Copy out every line exactly as given.
— start MATERIAL SUPPLIED —
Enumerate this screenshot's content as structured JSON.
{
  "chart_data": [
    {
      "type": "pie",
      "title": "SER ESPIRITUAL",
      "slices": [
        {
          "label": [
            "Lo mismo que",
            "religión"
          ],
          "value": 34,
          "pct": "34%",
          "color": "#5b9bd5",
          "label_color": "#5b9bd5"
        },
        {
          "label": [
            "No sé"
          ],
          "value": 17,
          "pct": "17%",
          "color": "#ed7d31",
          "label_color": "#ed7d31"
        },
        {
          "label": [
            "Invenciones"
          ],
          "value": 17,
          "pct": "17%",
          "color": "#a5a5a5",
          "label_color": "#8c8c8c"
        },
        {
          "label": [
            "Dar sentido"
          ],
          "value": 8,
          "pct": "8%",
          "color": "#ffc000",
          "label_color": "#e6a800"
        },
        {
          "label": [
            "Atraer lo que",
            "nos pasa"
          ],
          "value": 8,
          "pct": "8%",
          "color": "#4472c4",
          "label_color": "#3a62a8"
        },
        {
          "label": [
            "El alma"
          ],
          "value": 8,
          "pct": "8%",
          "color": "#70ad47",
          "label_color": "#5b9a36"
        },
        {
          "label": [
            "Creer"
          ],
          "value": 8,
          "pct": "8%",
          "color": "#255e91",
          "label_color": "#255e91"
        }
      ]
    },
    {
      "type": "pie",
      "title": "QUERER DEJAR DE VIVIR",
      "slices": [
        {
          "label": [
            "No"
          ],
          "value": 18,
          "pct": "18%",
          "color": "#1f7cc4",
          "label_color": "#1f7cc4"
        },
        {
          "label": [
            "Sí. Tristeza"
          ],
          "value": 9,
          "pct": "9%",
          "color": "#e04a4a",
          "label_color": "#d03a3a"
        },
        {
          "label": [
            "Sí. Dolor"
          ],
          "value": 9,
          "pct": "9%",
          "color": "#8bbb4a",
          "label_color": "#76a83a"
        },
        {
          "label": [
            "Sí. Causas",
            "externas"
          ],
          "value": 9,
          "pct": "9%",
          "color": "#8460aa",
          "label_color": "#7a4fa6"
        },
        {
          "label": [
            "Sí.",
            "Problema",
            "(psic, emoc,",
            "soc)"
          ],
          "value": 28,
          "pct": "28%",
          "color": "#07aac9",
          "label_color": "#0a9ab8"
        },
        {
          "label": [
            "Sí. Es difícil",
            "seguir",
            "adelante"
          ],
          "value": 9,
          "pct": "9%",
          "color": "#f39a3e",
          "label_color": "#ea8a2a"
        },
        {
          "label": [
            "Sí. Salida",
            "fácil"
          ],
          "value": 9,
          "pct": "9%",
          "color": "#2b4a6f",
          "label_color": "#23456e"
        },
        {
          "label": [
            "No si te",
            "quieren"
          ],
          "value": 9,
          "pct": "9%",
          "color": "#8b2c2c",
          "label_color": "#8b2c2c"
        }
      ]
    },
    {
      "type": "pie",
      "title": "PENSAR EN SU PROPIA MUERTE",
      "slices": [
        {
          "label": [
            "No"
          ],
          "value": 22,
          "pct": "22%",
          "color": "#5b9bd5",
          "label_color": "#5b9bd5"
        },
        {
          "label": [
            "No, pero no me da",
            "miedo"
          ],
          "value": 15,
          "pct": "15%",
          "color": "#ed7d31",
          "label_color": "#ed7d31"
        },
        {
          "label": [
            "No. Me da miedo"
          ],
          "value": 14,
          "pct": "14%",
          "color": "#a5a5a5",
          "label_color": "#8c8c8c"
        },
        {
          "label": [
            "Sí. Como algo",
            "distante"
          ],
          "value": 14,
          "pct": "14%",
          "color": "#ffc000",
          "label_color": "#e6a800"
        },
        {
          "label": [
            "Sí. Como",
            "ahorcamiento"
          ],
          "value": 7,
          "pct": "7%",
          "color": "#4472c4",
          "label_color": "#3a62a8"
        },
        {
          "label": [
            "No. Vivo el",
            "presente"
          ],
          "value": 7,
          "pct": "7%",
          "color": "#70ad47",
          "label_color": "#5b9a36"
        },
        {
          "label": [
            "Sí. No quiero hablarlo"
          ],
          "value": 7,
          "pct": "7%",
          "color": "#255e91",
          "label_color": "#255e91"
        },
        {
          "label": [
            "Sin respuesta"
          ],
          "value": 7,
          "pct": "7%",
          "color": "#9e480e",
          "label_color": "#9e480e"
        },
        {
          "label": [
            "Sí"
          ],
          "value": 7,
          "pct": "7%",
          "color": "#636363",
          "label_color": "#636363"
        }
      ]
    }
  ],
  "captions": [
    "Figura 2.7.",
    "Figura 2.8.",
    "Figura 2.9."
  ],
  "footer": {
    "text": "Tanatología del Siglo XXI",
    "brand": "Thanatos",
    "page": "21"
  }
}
— end MATERIAL SUPPLIED —
• _EXERCISE ANSWER_:
Enumerate this screenshot's content as structured JSON.
{
  "chart_data": [
    {
      "type": "pie",
      "title": "SER ESPIRITUAL",
      "slices": [
        {
          "label": [
            "Lo mismo que",
            "religión"
          ],
          "value": 34,
          "pct": "34%",
          "color": "#5b9bd5",
          "label_color": "#5b9bd5"
        },
        {
          "label": [
            "No sé"
          ],
          "value": 17,
          "pct": "17%",
          "color": "#ed7d31",
          "label_color": "#ed7d31"
        },
        {
          "label": [
            "Invenciones"
          ],
          "value": 17,
          "pct": "17%",
          "color": "#a5a5a5",
          "label_color": "#8c8c8c"
        },
        {
          "label": [
            "Dar sentido"
          ],
          "value": 8,
          "pct": "8%",
          "color": "#ffc000",
          "label_color": "#e6a800"
        },
        {
          "label": [
            "Atraer lo que",
            "nos pasa"
          ],
          "value": 8,
          "pct": "8%",
          "color": "#4472c4",
          "label_color": "#3a62a8"
        },
        {
          "label": [
            "El alma"
          ],
          "value": 8,
          "pct": "8%",
          "color": "#70ad47",
          "label_color": "#5b9a36"
        },
        {
          "label": [
            "Creer"
          ],
          "value": 8,
          "pct": "8%",
          "color": "#255e91",
          "label_color": "#255e91"
        }
      ]
    },
    {
      "type": "pie",
      "title": "QUERER DEJAR DE VIVIR",
      "slices": [
        {
          "label": [
            "No"
          ],
          "value": 18,
          "pct": "18%",
          "color": "#1f7cc4",
          "label_color": "#1f7cc4"
        },
        {
          "label": [
            "Sí. Tristeza"
          ],
          "value": 9,
          "pct": "9%",
          "color": "#e04a4a",
          "label_color": "#d03a3a"
        },
        {
          "label": [
            "Sí. Dolor"
          ],
          "value": 9,
          "pct": "9%",
          "color": "#8bbb4a",
          "label_color": "#76a83a"
        },
        {
          "label": [
            "Sí. Causas",
            "externas"
          ],
          "value": 9,
          "pct": "9%",
          "color": "#8460aa",
          "label_color": "#7a4fa6"
        },
        {
          "label": [
            "Sí.",
            "Problema",
            "(psic, emoc,",
            "soc)"
          ],
          "value": 28,
          "pct": "28%",
          "color": "#07aac9",
          "label_color": "#0a9ab8"
        },
        {
          "label": [
            "Sí. Es difícil",
            "seguir",
            "adelante"
          ],
          "value": 9,
          "pct": "9%",
          "color": "#f39a3e",
          "label_color": "#ea8a2a"
        },
        {
          "label": [
            "Sí. Salida",
            "fácil"
          ],
          "value": 9,
          "pct": "9%",
          "color": "#2b4a6f",
          "label_color": "#23456e"
        },
        {
          "label": [
            "No si te",
            "quieren"
          ],
          "value": 9,
          "pct": "9%",
          "color": "#8b2c2c",
          "label_color": "#8b2c2c"
        }
      ]
    },
    {
      "type": "pie",
      "title": "PENSAR EN SU PROPIA MUERTE",
      "slices": [
        {
          "label": [
            "No"
          ],
          "value": 22,
          "pct": "22%",
          "color": "#5b9bd5",
          "label_color": "#5b9bd5"
        },
        {
          "label": [
            "No, pero no me da",
            "miedo"
          ],
          "value": 15,
          "pct": "15%",
          "color": "#ed7d31",
          "label_color": "#ed7d31"
        },
        {
          "label": [
            "No. Me da miedo"
          ],
          "value": 14,
          "pct": "14%",
          "color": "#a5a5a5",
          "label_color": "#8c8c8c"
        },
        {
          "label": [
            "Sí. Como algo",
            "distante"
          ],
          "value": 14,
          "pct": "14%",
          "color": "#ffc000",
          "label_color": "#e6a800"
        },
        {
          "label": [
            "Sí. Como",
            "ahorcamiento"
          ],
          "value": 7,
          "pct": "7%",
          "color": "#4472c4",
          "label_color": "#3a62a8"
        },
        {
          "label": [
            "No. Vivo el",
            "presente"
          ],
          "value": 7,
          "pct": "7%",
          "color": "#70ad47",
          "label_color": "#5b9a36"
        },
        {
          "label": [
            "Sí. No quiero hablarlo"
          ],
          "value": 7,
          "pct": "7%",
          "color": "#255e91",
          "label_color": "#255e91"
        },
        {
          "label": [
            "Sin respuesta"
          ],
          "value": 7,
          "pct": "7%",
          "color": "#9e480e",
          "label_color": "#9e480e"
        },
        {
          "label": [
            "Sí"
          ],
          "value": 7,
          "pct": "7%",
          "color": "#636363",
          "label_color": "#636363"
        }
      ]
    }
  ],
  "captions": [
    "Figura 2.7.",
    "Figura 2.8.",
    "Figura 2.9."
  ],
  "footer": {
    "text": "Tanatología del Siglo XXI",
    "brand": "Thanatos",
    "page": "21"
  }
}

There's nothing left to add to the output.